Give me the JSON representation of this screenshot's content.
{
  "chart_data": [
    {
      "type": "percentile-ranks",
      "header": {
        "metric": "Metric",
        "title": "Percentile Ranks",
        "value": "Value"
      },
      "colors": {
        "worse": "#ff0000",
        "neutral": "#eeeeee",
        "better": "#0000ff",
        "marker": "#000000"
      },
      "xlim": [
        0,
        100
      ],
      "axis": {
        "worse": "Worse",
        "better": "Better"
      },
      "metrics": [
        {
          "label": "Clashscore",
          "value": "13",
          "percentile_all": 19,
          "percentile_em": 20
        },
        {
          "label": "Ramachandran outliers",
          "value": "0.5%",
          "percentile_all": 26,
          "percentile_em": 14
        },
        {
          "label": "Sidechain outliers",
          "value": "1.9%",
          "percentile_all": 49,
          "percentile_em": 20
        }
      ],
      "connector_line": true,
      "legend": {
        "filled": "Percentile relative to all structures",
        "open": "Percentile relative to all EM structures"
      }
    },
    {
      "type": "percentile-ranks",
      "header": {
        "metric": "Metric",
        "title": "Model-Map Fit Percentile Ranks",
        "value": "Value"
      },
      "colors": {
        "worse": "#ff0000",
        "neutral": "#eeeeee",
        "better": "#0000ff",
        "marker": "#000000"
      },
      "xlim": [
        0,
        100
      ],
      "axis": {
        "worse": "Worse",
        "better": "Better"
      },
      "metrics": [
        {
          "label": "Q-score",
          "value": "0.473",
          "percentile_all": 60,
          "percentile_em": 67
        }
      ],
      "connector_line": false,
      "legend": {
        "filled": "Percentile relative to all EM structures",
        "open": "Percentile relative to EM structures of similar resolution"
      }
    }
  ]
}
● ● ● ●
▶ **Required work**:
Among the records above, find each line holding the string "relative" and pull it out.

▶ **Task solution**:
        "filled": "Percentile relative to all structures",
        "open": "Percentile relative to all EM structures"
        "filled": "Percentile relative to all EM structures",
        "open": "Percentile relative to EM structures of similar resolution"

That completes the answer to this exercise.